— start —

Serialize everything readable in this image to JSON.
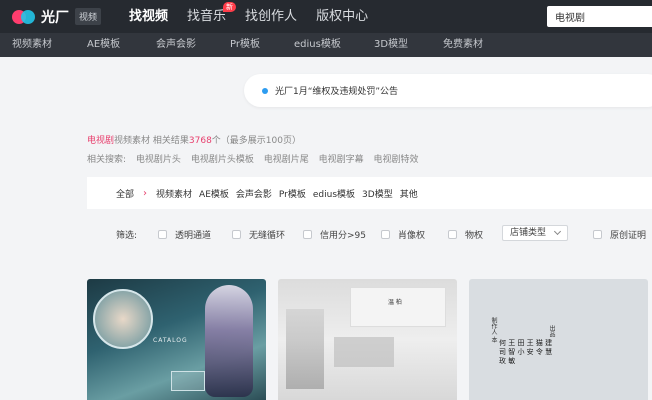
{
  "brand": {
    "name": "光厂",
    "tag": "视频"
  },
  "nav": [
    {
      "label": "找视频",
      "active": true
    },
    {
      "label": "找音乐",
      "badge": "新"
    },
    {
      "label": "找创作人"
    },
    {
      "label": "版权中心"
    }
  ],
  "search": {
    "value": "电视剧"
  },
  "subnav": [
    "视频素材",
    "AE模板",
    "会声会影",
    "Pr模板",
    "edius模板",
    "3D模型",
    "免费素材"
  ],
  "notice": {
    "text": "光厂1月“维权及违规处罚”公告"
  },
  "result": {
    "keyword": "电视剧",
    "label": "视频素材 相关结果",
    "count": "3768",
    "suffix": "个（最多展示100页）"
  },
  "related": {
    "label": "相关搜索:",
    "items": [
      "电视剧片头",
      "电视剧片头模板",
      "电视剧片尾",
      "电视剧字幕",
      "电视剧特效"
    ]
  },
  "categories": {
    "all": "全部",
    "items": [
      "视频素材",
      "AE模板",
      "会声会影",
      "Pr模板",
      "edius模板",
      "3D模型",
      "其他"
    ]
  },
  "filters": {
    "label": "筛选:",
    "options": [
      "透明通道",
      "无缝循环",
      "信用分>95",
      "肖像权",
      "物权"
    ],
    "dropdown": "店铺类型",
    "last": "原创证明"
  },
  "cards": {
    "card1_text": "CATALOG",
    "card2_text": "温 柏",
    "card3_vertical": "制作人 本",
    "card3_title": "何 王 田 王 猫 建 司 智 小 安 令 慧 玫 敏",
    "card3_vertical2": "出品"
  },
  "colors": {
    "accent": "#e8406e",
    "topbar": "#262a30",
    "subbar": "#32363d"
  }
}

— end —

* WHAT YOU NEED TO DO *
Reproduce the whole listing exactly, but not the images in it.

* RESULT FOR THIS EXERCISE *
Serialize everything readable in this image to JSON.
{
  "brand": {
    "name": "光厂",
    "tag": "视频"
  },
  "nav": [
    {
      "label": "找视频",
      "active": true
    },
    {
      "label": "找音乐",
      "badge": "新"
    },
    {
      "label": "找创作人"
    },
    {
      "label": "版权中心"
    }
  ],
  "search": {
    "value": "电视剧"
  },
  "subnav": [
    "视频素材",
    "AE模板",
    "会声会影",
    "Pr模板",
    "edius模板",
    "3D模型",
    "免费素材"
  ],
  "notice": {
    "text": "光厂1月“维权及违规处罚”公告"
  },
  "result": {
    "keyword": "电视剧",
    "label": "视频素材 相关结果",
    "count": "3768",
    "suffix": "个（最多展示100页）"
  },
  "related": {
    "label": "相关搜索:",
    "items": [
      "电视剧片头",
      "电视剧片头模板",
      "电视剧片尾",
      "电视剧字幕",
      "电视剧特效"
    ]
  },
  "categories": {
    "all": "全部",
    "items": [
      "视频素材",
      "AE模板",
      "会声会影",
      "Pr模板",
      "edius模板",
      "3D模型",
      "其他"
    ]
  },
  "filters": {
    "label": "筛选:",
    "options": [
      "透明通道",
      "无缝循环",
      "信用分>95",
      "肖像权",
      "物权"
    ],
    "dropdown": "店铺类型",
    "last": "原创证明"
  },
  "cards": {
    "card1_text": "CATALOG",
    "card2_text": "温 柏",
    "card3_vertical": "制作人 本",
    "card3_title": "何 王 田 王 猫 建 司 智 小 安 令 慧 玫 敏",
    "card3_vertical2": "出品"
  },
  "colors": {
    "accent": "#e8406e",
    "topbar": "#262a30",
    "subbar": "#32363d"
  }
}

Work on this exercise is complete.